Stored data
<<<<

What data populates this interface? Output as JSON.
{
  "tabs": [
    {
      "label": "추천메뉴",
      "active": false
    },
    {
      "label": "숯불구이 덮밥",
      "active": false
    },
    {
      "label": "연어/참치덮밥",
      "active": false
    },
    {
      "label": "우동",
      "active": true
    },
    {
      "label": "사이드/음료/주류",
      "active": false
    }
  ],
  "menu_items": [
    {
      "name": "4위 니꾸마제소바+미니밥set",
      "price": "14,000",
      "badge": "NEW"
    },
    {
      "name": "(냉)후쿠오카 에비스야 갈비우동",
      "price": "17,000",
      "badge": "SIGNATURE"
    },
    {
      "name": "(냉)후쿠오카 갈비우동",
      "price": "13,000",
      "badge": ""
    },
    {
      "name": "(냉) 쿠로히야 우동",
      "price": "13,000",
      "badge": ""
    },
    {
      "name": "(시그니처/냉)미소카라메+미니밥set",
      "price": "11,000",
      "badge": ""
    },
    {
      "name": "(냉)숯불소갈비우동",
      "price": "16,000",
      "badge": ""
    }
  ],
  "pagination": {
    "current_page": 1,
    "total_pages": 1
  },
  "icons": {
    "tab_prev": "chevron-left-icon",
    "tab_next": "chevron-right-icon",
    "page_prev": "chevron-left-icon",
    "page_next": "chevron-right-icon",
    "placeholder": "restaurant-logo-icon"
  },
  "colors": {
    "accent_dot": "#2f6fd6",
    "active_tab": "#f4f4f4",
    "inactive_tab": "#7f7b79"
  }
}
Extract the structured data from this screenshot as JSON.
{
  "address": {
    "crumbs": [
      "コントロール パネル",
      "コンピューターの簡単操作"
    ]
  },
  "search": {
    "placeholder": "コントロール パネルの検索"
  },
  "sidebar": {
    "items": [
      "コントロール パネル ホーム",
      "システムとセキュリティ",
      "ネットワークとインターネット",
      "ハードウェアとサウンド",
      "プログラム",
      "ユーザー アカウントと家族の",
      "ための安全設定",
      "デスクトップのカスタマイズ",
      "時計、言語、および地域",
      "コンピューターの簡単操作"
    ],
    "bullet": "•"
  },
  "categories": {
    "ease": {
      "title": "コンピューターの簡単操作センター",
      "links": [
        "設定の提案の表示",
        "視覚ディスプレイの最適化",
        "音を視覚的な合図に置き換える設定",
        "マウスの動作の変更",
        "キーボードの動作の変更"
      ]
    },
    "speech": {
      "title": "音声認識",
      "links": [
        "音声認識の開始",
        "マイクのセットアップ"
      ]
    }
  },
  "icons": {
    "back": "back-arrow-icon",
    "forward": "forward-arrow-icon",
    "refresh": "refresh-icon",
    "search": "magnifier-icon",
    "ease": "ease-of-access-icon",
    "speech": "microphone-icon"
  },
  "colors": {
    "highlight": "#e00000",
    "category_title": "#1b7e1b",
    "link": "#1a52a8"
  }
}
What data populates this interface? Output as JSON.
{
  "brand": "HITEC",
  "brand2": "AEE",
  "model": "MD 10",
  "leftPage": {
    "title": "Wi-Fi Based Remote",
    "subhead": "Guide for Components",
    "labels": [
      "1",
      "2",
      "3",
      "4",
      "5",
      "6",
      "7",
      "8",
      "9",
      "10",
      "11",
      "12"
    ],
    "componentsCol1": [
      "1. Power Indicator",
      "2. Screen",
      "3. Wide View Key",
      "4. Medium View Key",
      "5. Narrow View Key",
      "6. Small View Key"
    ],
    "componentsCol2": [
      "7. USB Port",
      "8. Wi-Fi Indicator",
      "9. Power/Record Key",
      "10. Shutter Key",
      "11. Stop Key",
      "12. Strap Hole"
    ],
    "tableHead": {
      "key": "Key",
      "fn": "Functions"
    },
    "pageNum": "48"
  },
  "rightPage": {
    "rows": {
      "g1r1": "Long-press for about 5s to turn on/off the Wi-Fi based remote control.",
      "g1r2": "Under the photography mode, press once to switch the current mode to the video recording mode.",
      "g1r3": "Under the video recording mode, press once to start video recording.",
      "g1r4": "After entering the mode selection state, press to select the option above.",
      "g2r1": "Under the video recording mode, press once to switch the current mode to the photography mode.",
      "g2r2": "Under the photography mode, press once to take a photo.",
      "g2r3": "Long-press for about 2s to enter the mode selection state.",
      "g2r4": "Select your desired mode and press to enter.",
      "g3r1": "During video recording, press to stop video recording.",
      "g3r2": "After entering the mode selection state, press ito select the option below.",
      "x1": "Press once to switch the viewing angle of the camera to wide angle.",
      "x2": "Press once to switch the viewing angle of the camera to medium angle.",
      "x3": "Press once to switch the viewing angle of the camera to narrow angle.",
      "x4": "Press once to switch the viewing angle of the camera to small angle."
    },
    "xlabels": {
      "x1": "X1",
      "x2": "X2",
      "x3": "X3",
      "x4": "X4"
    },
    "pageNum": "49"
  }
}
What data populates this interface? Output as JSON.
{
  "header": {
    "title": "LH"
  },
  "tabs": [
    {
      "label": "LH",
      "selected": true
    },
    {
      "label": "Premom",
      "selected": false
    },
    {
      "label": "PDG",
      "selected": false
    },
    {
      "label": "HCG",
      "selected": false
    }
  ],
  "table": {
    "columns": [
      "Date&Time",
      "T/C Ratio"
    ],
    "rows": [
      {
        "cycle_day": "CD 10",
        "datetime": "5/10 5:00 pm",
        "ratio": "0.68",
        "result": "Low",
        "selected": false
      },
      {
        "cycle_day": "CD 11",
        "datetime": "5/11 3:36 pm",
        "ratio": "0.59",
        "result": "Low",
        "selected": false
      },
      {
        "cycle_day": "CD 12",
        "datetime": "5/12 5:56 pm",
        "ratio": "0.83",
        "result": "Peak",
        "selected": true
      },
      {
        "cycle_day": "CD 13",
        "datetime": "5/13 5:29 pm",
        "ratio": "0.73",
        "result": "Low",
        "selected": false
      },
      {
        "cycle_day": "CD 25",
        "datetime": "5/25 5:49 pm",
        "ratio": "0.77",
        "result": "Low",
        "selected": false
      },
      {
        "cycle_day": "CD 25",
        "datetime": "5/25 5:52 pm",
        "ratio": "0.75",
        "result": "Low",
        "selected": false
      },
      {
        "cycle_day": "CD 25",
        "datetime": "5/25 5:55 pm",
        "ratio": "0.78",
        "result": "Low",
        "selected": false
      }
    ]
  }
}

>>>>

> **Required task**
Repeat the records above exactly, from the first line to the last.

> **Answer to this problem**
What data populates this interface? Output as JSON.
{
  "tabs": [
    {
      "label": "추천메뉴",
      "active": false
    },
    {
      "label": "숯불구이 덮밥",
      "active": false
    },
    {
      "label": "연어/참치덮밥",
      "active": false
    },
    {
      "label": "우동",
      "active": true
    },
    {
      "label": "사이드/음료/주류",
      "active": false
    }
  ],
  "menu_items": [
    {
      "name": "4위 니꾸마제소바+미니밥set",
      "price": "14,000",
      "badge": "NEW"
    },
    {
      "name": "(냉)후쿠오카 에비스야 갈비우동",
      "price": "17,000",
      "badge": "SIGNATURE"
    },
    {
      "name": "(냉)후쿠오카 갈비우동",
      "price": "13,000",
      "badge": ""
    },
    {
      "name": "(냉) 쿠로히야 우동",
      "price": "13,000",
      "badge": ""
    },
    {
      "name": "(시그니처/냉)미소카라메+미니밥set",
      "price": "11,000",
      "badge": ""
    },
    {
      "name": "(냉)숯불소갈비우동",
      "price": "16,000",
      "badge": ""
    }
  ],
  "pagination": {
    "current_page": 1,
    "total_pages": 1
  },
  "icons": {
    "tab_prev": "chevron-left-icon",
    "tab_next": "chevron-right-icon",
    "page_prev": "chevron-left-icon",
    "page_next": "chevron-right-icon",
    "placeholder": "restaurant-logo-icon"
  },
  "colors": {
    "accent_dot": "#2f6fd6",
    "active_tab": "#f4f4f4",
    "inactive_tab": "#7f7b79"
  }
}
Extract the structured data from this screenshot as JSON.
{
  "address": {
    "crumbs": [
      "コントロール パネル",
      "コンピューターの簡単操作"
    ]
  },
  "search": {
    "placeholder": "コントロール パネルの検索"
  },
  "sidebar": {
    "items": [
      "コントロール パネル ホーム",
      "システムとセキュリティ",
      "ネットワークとインターネット",
      "ハードウェアとサウンド",
      "プログラム",
      "ユーザー アカウントと家族の",
      "ための安全設定",
      "デスクトップのカスタマイズ",
      "時計、言語、および地域",
      "コンピューターの簡単操作"
    ],
    "bullet": "•"
  },
  "categories": {
    "ease": {
      "title": "コンピューターの簡単操作センター",
      "links": [
        "設定の提案の表示",
        "視覚ディスプレイの最適化",
        "音を視覚的な合図に置き換える設定",
        "マウスの動作の変更",
        "キーボードの動作の変更"
      ]
    },
    "speech": {
      "title": "音声認識",
      "links": [
        "音声認識の開始",
        "マイクのセットアップ"
      ]
    }
  },
  "icons": {
    "back": "back-arrow-icon",
    "forward": "forward-arrow-icon",
    "refresh": "refresh-icon",
    "search": "magnifier-icon",
    "ease": "ease-of-access-icon",
    "speech": "microphone-icon"
  },
  "colors": {
    "highlight": "#e00000",
    "category_title": "#1b7e1b",
    "link": "#1a52a8"
  }
}
What data populates this interface? Output as JSON.
{
  "brand": "HITEC",
  "brand2": "AEE",
  "model": "MD 10",
  "leftPage": {
    "title": "Wi-Fi Based Remote",
    "subhead": "Guide for Components",
    "labels": [
      "1",
      "2",
      "3",
      "4",
      "5",
      "6",
      "7",
      "8",
      "9",
      "10",
      "11",
      "12"
    ],
    "componentsCol1": [
      "1. Power Indicator",
      "2. Screen",
      "3. Wide View Key",
      "4. Medium View Key",
      "5. Narrow View Key",
      "6. Small View Key"
    ],
    "componentsCol2": [
      "7. USB Port",
      "8. Wi-Fi Indicator",
      "9. Power/Record Key",
      "10. Shutter Key",
      "11. Stop Key",
      "12. Strap Hole"
    ],
    "tableHead": {
      "key": "Key",
      "fn": "Functions"
    },
    "pageNum": "48"
  },
  "rightPage": {
    "rows": {
      "g1r1": "Long-press for about 5s to turn on/off the Wi-Fi based remote control.",
      "g1r2": "Under the photography mode, press once to switch the current mode to the video recording mode.",
      "g1r3": "Under the video recording mode, press once to start video recording.",
      "g1r4": "After entering the mode selection state, press to select the option above.",
      "g2r1": "Under the video recording mode, press once to switch the current mode to the photography mode.",
      "g2r2": "Under the photography mode, press once to take a photo.",
      "g2r3": "Long-press for about 2s to enter the mode selection state.",
      "g2r4": "Select your desired mode and press to enter.",
      "g3r1": "During video recording, press to stop video recording.",
      "g3r2": "After entering the mode selection state, press ito select the option below.",
      "x1": "Press once to switch the viewing angle of the camera to wide angle.",
      "x2": "Press once to switch the viewing angle of the camera to medium angle.",
      "x3": "Press once to switch the viewing angle of the camera to narrow angle.",
      "x4": "Press once to switch the viewing angle of the camera to small angle."
    },
    "xlabels": {
      "x1": "X1",
      "x2": "X2",
      "x3": "X3",
      "x4": "X4"
    },
    "pageNum": "49"
  }
}
What data populates this interface? Output as JSON.
{
  "header": {
    "title": "LH"
  },
  "tabs": [
    {
      "label": "LH",
      "selected": true
    },
    {
      "label": "Premom",
      "selected": false
    },
    {
      "label": "PDG",
      "selected": false
    },
    {
      "label": "HCG",
      "selected": false
    }
  ],
  "table": {
    "columns": [
      "Date&Time",
      "T/C Ratio"
    ],
    "rows": [
      {
        "cycle_day": "CD 10",
        "datetime": "5/10 5:00 pm",
        "ratio": "0.68",
        "result": "Low",
        "selected": false
      },
      {
        "cycle_day": "CD 11",
        "datetime": "5/11 3:36 pm",
        "ratio": "0.59",
        "result": "Low",
        "selected": false
      },
      {
        "cycle_day": "CD 12",
        "datetime": "5/12 5:56 pm",
        "ratio": "0.83",
        "result": "Peak",
        "selected": true
      },
      {
        "cycle_day": "CD 13",
        "datetime": "5/13 5:29 pm",
        "ratio": "0.73",
        "result": "Low",
        "selected": false
      },
      {
        "cycle_day": "CD 25",
        "datetime": "5/25 5:49 pm",
        "ratio": "0.77",
        "result": "Low",
        "selected": false
      },
      {
        "cycle_day": "CD 25",
        "datetime": "5/25 5:52 pm",
        "ratio": "0.75",
        "result": "Low",
        "selected": false
      },
      {
        "cycle_day": "CD 25",
        "datetime": "5/25 5:55 pm",
        "ratio": "0.78",
        "result": "Low",
        "selected": false
      }
    ]
  }
}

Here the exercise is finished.